## WORKING DATA
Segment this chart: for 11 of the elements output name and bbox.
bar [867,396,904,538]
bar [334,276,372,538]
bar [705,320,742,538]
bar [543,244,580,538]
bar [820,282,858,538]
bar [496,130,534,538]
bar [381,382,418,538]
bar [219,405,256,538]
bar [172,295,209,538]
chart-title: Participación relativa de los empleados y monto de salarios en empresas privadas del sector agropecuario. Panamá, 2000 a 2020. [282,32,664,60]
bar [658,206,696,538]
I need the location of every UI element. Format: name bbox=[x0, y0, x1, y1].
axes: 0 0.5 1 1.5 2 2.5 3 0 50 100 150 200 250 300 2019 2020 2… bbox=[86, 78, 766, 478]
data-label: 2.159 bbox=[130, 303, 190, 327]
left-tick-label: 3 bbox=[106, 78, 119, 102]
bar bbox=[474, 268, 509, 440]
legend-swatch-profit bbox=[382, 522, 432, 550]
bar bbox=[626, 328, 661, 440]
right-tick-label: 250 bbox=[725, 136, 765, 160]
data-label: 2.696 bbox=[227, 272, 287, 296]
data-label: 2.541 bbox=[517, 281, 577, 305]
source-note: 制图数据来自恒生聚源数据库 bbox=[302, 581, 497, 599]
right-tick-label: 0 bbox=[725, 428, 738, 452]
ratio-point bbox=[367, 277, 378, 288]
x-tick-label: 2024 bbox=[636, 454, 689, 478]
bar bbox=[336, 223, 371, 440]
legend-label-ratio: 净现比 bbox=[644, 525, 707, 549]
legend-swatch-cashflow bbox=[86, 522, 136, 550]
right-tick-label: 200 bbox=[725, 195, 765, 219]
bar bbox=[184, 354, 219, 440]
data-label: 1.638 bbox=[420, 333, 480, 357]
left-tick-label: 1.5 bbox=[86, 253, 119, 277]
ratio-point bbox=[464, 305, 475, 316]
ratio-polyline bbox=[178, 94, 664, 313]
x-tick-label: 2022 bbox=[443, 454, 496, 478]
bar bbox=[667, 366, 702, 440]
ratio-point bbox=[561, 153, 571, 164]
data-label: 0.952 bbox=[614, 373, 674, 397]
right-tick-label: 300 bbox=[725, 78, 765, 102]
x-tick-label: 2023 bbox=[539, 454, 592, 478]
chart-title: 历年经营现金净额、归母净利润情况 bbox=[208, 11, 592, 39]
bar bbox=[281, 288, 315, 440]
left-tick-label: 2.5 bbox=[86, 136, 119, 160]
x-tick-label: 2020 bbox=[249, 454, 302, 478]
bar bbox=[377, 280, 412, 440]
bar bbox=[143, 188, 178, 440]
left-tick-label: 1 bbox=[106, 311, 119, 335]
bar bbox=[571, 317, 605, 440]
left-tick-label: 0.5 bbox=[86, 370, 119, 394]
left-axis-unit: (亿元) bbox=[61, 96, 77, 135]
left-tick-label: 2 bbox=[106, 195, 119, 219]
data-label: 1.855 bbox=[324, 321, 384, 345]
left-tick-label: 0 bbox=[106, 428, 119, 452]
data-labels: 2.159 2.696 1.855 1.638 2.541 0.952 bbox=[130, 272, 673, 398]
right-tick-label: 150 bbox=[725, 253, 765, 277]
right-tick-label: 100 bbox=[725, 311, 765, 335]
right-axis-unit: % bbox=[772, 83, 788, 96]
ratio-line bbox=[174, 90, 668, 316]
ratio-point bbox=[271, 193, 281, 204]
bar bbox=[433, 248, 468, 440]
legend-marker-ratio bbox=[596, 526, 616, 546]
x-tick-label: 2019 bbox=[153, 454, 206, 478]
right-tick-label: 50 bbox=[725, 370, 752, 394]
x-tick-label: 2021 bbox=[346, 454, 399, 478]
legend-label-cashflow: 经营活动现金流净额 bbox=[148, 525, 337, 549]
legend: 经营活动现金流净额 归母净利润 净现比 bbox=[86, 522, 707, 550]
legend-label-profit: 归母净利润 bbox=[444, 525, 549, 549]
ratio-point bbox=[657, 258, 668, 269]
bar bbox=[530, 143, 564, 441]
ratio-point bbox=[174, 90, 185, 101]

## THE TASK
Extract every line of the records above and reproduce each one verbatim, in its original order.

## SOLUTION
Segment this chart: for 11 of the elements output name and bbox.
bar [867,396,904,538]
bar [334,276,372,538]
bar [705,320,742,538]
bar [543,244,580,538]
bar [820,282,858,538]
bar [496,130,534,538]
bar [381,382,418,538]
bar [219,405,256,538]
bar [172,295,209,538]
chart-title: Participación relativa de los empleados y monto de salarios en empresas privadas del sector agropecuario. Panamá, 2000 a 2020. [282,32,664,60]
bar [658,206,696,538]
I need the location of every UI element. Format: name bbox=[x0, y0, x1, y1].
axes: 0 0.5 1 1.5 2 2.5 3 0 50 100 150 200 250 300 2019 2020 2… bbox=[86, 78, 766, 478]
data-label: 2.159 bbox=[130, 303, 190, 327]
left-tick-label: 3 bbox=[106, 78, 119, 102]
bar bbox=[474, 268, 509, 440]
legend-swatch-profit bbox=[382, 522, 432, 550]
bar bbox=[626, 328, 661, 440]
right-tick-label: 250 bbox=[725, 136, 765, 160]
data-label: 2.696 bbox=[227, 272, 287, 296]
data-label: 2.541 bbox=[517, 281, 577, 305]
source-note: 制图数据来自恒生聚源数据库 bbox=[302, 581, 497, 599]
right-tick-label: 0 bbox=[725, 428, 738, 452]
ratio-point bbox=[367, 277, 378, 288]
x-tick-label: 2024 bbox=[636, 454, 689, 478]
bar bbox=[336, 223, 371, 440]
legend-label-ratio: 净现比 bbox=[644, 525, 707, 549]
legend-swatch-cashflow bbox=[86, 522, 136, 550]
right-tick-label: 200 bbox=[725, 195, 765, 219]
bar bbox=[184, 354, 219, 440]
data-label: 1.638 bbox=[420, 333, 480, 357]
left-tick-label: 1.5 bbox=[86, 253, 119, 277]
ratio-point bbox=[464, 305, 475, 316]
ratio-polyline bbox=[178, 94, 664, 313]
x-tick-label: 2022 bbox=[443, 454, 496, 478]
bar bbox=[667, 366, 702, 440]
ratio-point bbox=[561, 153, 571, 164]
data-label: 0.952 bbox=[614, 373, 674, 397]
right-tick-label: 300 bbox=[725, 78, 765, 102]
x-tick-label: 2023 bbox=[539, 454, 592, 478]
chart-title: 历年经营现金净额、归母净利润情况 bbox=[208, 11, 592, 39]
bar bbox=[281, 288, 315, 440]
left-tick-label: 2.5 bbox=[86, 136, 119, 160]
x-tick-label: 2020 bbox=[249, 454, 302, 478]
bar bbox=[377, 280, 412, 440]
bar bbox=[143, 188, 178, 440]
left-tick-label: 1 bbox=[106, 311, 119, 335]
bar bbox=[571, 317, 605, 440]
left-tick-label: 0.5 bbox=[86, 370, 119, 394]
left-axis-unit: (亿元) bbox=[61, 96, 77, 135]
left-tick-label: 2 bbox=[106, 195, 119, 219]
data-label: 1.855 bbox=[324, 321, 384, 345]
left-tick-label: 0 bbox=[106, 428, 119, 452]
data-labels: 2.159 2.696 1.855 1.638 2.541 0.952 bbox=[130, 272, 673, 398]
right-tick-label: 150 bbox=[725, 253, 765, 277]
right-tick-label: 100 bbox=[725, 311, 765, 335]
right-axis-unit: % bbox=[772, 83, 788, 96]
ratio-line bbox=[174, 90, 668, 316]
ratio-point bbox=[271, 193, 281, 204]
bar bbox=[433, 248, 468, 440]
legend-marker-ratio bbox=[596, 526, 616, 546]
x-tick-label: 2019 bbox=[153, 454, 206, 478]
right-tick-label: 50 bbox=[725, 370, 752, 394]
x-tick-label: 2021 bbox=[346, 454, 399, 478]
legend-label-cashflow: 经营活动现金流净额 bbox=[148, 525, 337, 549]
legend: 经营活动现金流净额 归母净利润 净现比 bbox=[86, 522, 707, 550]
legend-label-profit: 归母净利润 bbox=[444, 525, 549, 549]
ratio-point bbox=[657, 258, 668, 269]
bar bbox=[530, 143, 564, 441]
ratio-point bbox=[174, 90, 185, 101]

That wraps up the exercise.